[The task]: Could you write out every entry exactly as it stands?

[Rows from a figure dataset]:

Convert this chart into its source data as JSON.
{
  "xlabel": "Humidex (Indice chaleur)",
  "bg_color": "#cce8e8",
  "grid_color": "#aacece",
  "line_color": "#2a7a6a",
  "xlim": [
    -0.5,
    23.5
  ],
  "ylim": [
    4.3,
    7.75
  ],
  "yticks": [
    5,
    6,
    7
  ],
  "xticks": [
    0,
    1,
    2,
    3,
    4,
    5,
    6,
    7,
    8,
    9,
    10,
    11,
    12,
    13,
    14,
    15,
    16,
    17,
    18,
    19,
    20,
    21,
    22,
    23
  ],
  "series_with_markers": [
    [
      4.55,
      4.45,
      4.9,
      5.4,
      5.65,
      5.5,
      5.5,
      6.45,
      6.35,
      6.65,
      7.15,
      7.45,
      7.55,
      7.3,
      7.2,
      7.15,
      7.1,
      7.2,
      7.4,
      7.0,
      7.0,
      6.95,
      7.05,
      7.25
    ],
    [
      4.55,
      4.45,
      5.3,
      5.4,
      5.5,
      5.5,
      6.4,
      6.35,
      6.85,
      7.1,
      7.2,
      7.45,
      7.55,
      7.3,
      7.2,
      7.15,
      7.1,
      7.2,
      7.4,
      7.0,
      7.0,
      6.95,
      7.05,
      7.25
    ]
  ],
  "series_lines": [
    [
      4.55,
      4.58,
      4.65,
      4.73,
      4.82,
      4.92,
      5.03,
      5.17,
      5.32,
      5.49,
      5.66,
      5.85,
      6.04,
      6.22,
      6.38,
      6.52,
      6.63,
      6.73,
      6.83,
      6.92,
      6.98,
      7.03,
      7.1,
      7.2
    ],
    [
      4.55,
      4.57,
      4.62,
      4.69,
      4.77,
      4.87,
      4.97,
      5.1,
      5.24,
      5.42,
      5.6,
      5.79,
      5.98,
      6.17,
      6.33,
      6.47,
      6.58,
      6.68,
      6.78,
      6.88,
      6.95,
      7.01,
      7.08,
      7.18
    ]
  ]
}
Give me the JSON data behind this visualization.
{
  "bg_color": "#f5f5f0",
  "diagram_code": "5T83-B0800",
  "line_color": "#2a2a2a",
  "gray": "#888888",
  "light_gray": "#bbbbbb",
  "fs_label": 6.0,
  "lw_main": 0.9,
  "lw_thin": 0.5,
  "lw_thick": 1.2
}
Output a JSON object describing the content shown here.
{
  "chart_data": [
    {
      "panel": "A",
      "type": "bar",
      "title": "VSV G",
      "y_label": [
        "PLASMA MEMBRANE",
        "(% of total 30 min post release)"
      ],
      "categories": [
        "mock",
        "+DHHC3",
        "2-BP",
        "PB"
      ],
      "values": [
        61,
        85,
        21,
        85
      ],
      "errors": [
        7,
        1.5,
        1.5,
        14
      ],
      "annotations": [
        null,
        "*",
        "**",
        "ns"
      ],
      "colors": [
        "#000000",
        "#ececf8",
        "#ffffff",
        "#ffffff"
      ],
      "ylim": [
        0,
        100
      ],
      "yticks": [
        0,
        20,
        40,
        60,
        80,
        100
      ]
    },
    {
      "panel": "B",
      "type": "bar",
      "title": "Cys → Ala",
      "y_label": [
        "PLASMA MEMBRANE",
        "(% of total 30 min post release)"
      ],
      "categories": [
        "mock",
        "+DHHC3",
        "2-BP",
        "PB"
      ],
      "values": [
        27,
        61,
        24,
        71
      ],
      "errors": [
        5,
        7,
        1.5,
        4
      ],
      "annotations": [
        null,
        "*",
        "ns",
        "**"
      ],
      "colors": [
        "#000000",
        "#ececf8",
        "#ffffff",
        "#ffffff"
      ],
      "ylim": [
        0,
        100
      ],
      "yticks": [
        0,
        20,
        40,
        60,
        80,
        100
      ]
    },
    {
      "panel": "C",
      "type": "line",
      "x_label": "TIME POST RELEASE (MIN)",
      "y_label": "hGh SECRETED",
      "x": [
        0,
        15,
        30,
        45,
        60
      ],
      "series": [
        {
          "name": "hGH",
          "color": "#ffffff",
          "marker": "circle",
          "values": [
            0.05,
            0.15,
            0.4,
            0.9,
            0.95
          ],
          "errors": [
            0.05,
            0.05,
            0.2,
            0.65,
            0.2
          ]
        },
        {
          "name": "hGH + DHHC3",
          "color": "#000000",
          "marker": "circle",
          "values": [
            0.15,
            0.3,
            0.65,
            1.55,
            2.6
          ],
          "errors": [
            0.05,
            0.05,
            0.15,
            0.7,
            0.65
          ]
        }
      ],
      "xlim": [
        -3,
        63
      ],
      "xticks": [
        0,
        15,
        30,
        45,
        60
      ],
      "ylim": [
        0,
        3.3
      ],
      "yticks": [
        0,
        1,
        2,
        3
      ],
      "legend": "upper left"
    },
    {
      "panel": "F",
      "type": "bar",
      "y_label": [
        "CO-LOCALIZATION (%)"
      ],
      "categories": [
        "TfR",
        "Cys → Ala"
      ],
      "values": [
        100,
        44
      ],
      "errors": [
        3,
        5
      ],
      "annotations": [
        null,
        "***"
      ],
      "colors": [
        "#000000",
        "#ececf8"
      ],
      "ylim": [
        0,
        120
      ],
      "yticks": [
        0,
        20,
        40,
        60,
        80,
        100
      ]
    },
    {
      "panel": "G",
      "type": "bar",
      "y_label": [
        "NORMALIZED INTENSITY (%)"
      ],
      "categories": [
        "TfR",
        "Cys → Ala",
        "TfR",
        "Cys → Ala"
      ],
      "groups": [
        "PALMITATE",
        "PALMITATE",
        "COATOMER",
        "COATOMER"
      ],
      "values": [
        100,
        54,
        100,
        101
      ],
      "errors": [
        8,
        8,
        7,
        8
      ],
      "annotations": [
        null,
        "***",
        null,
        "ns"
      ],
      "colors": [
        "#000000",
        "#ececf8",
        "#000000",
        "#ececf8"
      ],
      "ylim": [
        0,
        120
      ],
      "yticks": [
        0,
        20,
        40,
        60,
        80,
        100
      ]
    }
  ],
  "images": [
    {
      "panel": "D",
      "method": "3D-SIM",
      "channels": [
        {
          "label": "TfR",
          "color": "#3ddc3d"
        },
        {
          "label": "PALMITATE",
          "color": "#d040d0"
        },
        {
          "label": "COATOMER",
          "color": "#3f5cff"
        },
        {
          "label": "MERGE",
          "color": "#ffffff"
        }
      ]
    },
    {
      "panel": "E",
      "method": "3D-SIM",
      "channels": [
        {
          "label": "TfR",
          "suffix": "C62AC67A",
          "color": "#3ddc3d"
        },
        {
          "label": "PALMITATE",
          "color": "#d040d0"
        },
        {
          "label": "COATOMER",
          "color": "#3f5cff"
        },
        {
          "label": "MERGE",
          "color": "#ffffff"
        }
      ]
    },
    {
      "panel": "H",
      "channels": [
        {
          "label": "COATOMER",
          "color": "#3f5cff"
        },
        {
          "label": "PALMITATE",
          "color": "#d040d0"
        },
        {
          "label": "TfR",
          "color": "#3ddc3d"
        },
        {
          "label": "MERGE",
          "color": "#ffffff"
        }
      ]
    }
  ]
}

[Answer to this exercise]:
Convert this chart into its source data as JSON.
{
  "xlabel": "Humidex (Indice chaleur)",
  "bg_color": "#cce8e8",
  "grid_color": "#aacece",
  "line_color": "#2a7a6a",
  "xlim": [
    -0.5,
    23.5
  ],
  "ylim": [
    4.3,
    7.75
  ],
  "yticks": [
    5,
    6,
    7
  ],
  "xticks": [
    0,
    1,
    2,
    3,
    4,
    5,
    6,
    7,
    8,
    9,
    10,
    11,
    12,
    13,
    14,
    15,
    16,
    17,
    18,
    19,
    20,
    21,
    22,
    23
  ],
  "series_with_markers": [
    [
      4.55,
      4.45,
      4.9,
      5.4,
      5.65,
      5.5,
      5.5,
      6.45,
      6.35,
      6.65,
      7.15,
      7.45,
      7.55,
      7.3,
      7.2,
      7.15,
      7.1,
      7.2,
      7.4,
      7.0,
      7.0,
      6.95,
      7.05,
      7.25
    ],
    [
      4.55,
      4.45,
      5.3,
      5.4,
      5.5,
      5.5,
      6.4,
      6.35,
      6.85,
      7.1,
      7.2,
      7.45,
      7.55,
      7.3,
      7.2,
      7.15,
      7.1,
      7.2,
      7.4,
      7.0,
      7.0,
      6.95,
      7.05,
      7.25
    ]
  ],
  "series_lines": [
    [
      4.55,
      4.58,
      4.65,
      4.73,
      4.82,
      4.92,
      5.03,
      5.17,
      5.32,
      5.49,
      5.66,
      5.85,
      6.04,
      6.22,
      6.38,
      6.52,
      6.63,
      6.73,
      6.83,
      6.92,
      6.98,
      7.03,
      7.1,
      7.2
    ],
    [
      4.55,
      4.57,
      4.62,
      4.69,
      4.77,
      4.87,
      4.97,
      5.1,
      5.24,
      5.42,
      5.6,
      5.79,
      5.98,
      6.17,
      6.33,
      6.47,
      6.58,
      6.68,
      6.78,
      6.88,
      6.95,
      7.01,
      7.08,
      7.18
    ]
  ]
}
Give me the JSON data behind this visualization.
{
  "bg_color": "#f5f5f0",
  "diagram_code": "5T83-B0800",
  "line_color": "#2a2a2a",
  "gray": "#888888",
  "light_gray": "#bbbbbb",
  "fs_label": 6.0,
  "lw_main": 0.9,
  "lw_thin": 0.5,
  "lw_thick": 1.2
}
Output a JSON object describing the content shown here.
{
  "chart_data": [
    {
      "panel": "A",
      "type": "bar",
      "title": "VSV G",
      "y_label": [
        "PLASMA MEMBRANE",
        "(% of total 30 min post release)"
      ],
      "categories": [
        "mock",
        "+DHHC3",
        "2-BP",
        "PB"
      ],
      "values": [
        61,
        85,
        21,
        85
      ],
      "errors": [
        7,
        1.5,
        1.5,
        14
      ],
      "annotations": [
        null,
        "*",
        "**",
        "ns"
      ],
      "colors": [
        "#000000",
        "#ececf8",
        "#ffffff",
        "#ffffff"
      ],
      "ylim": [
        0,
        100
      ],
      "yticks": [
        0,
        20,
        40,
        60,
        80,
        100
      ]
    },
    {
      "panel": "B",
      "type": "bar",
      "title": "Cys → Ala",
      "y_label": [
        "PLASMA MEMBRANE",
        "(% of total 30 min post release)"
      ],
      "categories": [
        "mock",
        "+DHHC3",
        "2-BP",
        "PB"
      ],
      "values": [
        27,
        61,
        24,
        71
      ],
      "errors": [
        5,
        7,
        1.5,
        4
      ],
      "annotations": [
        null,
        "*",
        "ns",
        "**"
      ],
      "colors": [
        "#000000",
        "#ececf8",
        "#ffffff",
        "#ffffff"
      ],
      "ylim": [
        0,
        100
      ],
      "yticks": [
        0,
        20,
        40,
        60,
        80,
        100
      ]
    },
    {
      "panel": "C",
      "type": "line",
      "x_label": "TIME POST RELEASE (MIN)",
      "y_label": "hGh SECRETED",
      "x": [
        0,
        15,
        30,
        45,
        60
      ],
      "series": [
        {
          "name": "hGH",
          "color": "#ffffff",
          "marker": "circle",
          "values": [
            0.05,
            0.15,
            0.4,
            0.9,
            0.95
          ],
          "errors": [
            0.05,
            0.05,
            0.2,
            0.65,
            0.2
          ]
        },
        {
          "name": "hGH + DHHC3",
          "color": "#000000",
          "marker": "circle",
          "values": [
            0.15,
            0.3,
            0.65,
            1.55,
            2.6
          ],
          "errors": [
            0.05,
            0.05,
            0.15,
            0.7,
            0.65
          ]
        }
      ],
      "xlim": [
        -3,
        63
      ],
      "xticks": [
        0,
        15,
        30,
        45,
        60
      ],
      "ylim": [
        0,
        3.3
      ],
      "yticks": [
        0,
        1,
        2,
        3
      ],
      "legend": "upper left"
    },
    {
      "panel": "F",
      "type": "bar",
      "y_label": [
        "CO-LOCALIZATION (%)"
      ],
      "categories": [
        "TfR",
        "Cys → Ala"
      ],
      "values": [
        100,
        44
      ],
      "errors": [
        3,
        5
      ],
      "annotations": [
        null,
        "***"
      ],
      "colors": [
        "#000000",
        "#ececf8"
      ],
      "ylim": [
        0,
        120
      ],
      "yticks": [
        0,
        20,
        40,
        60,
        80,
        100
      ]
    },
    {
      "panel": "G",
      "type": "bar",
      "y_label": [
        "NORMALIZED INTENSITY (%)"
      ],
      "categories": [
        "TfR",
        "Cys → Ala",
        "TfR",
        "Cys → Ala"
      ],
      "groups": [
        "PALMITATE",
        "PALMITATE",
        "COATOMER",
        "COATOMER"
      ],
      "values": [
        100,
        54,
        100,
        101
      ],
      "errors": [
        8,
        8,
        7,
        8
      ],
      "annotations": [
        null,
        "***",
        null,
        "ns"
      ],
      "colors": [
        "#000000",
        "#ececf8",
        "#000000",
        "#ececf8"
      ],
      "ylim": [
        0,
        120
      ],
      "yticks": [
        0,
        20,
        40,
        60,
        80,
        100
      ]
    }
  ],
  "images": [
    {
      "panel": "D",
      "method": "3D-SIM",
      "channels": [
        {
          "label": "TfR",
          "color": "#3ddc3d"
        },
        {
          "label": "PALMITATE",
          "color": "#d040d0"
        },
        {
          "label": "COATOMER",
          "color": "#3f5cff"
        },
        {
          "label": "MERGE",
          "color": "#ffffff"
        }
      ]
    },
    {
      "panel": "E",
      "method": "3D-SIM",
      "channels": [
        {
          "label": "TfR",
          "suffix": "C62AC67A",
          "color": "#3ddc3d"
        },
        {
          "label": "PALMITATE",
          "color": "#d040d0"
        },
        {
          "label": "COATOMER",
          "color": "#3f5cff"
        },
        {
          "label": "MERGE",
          "color": "#ffffff"
        }
      ]
    },
    {
      "panel": "H",
      "channels": [
        {
          "label": "COATOMER",
          "color": "#3f5cff"
        },
        {
          "label": "PALMITATE",
          "color": "#d040d0"
        },
        {
          "label": "TfR",
          "color": "#3ddc3d"
        },
        {
          "label": "MERGE",
          "color": "#ffffff"
        }
      ]
    }
  ]
}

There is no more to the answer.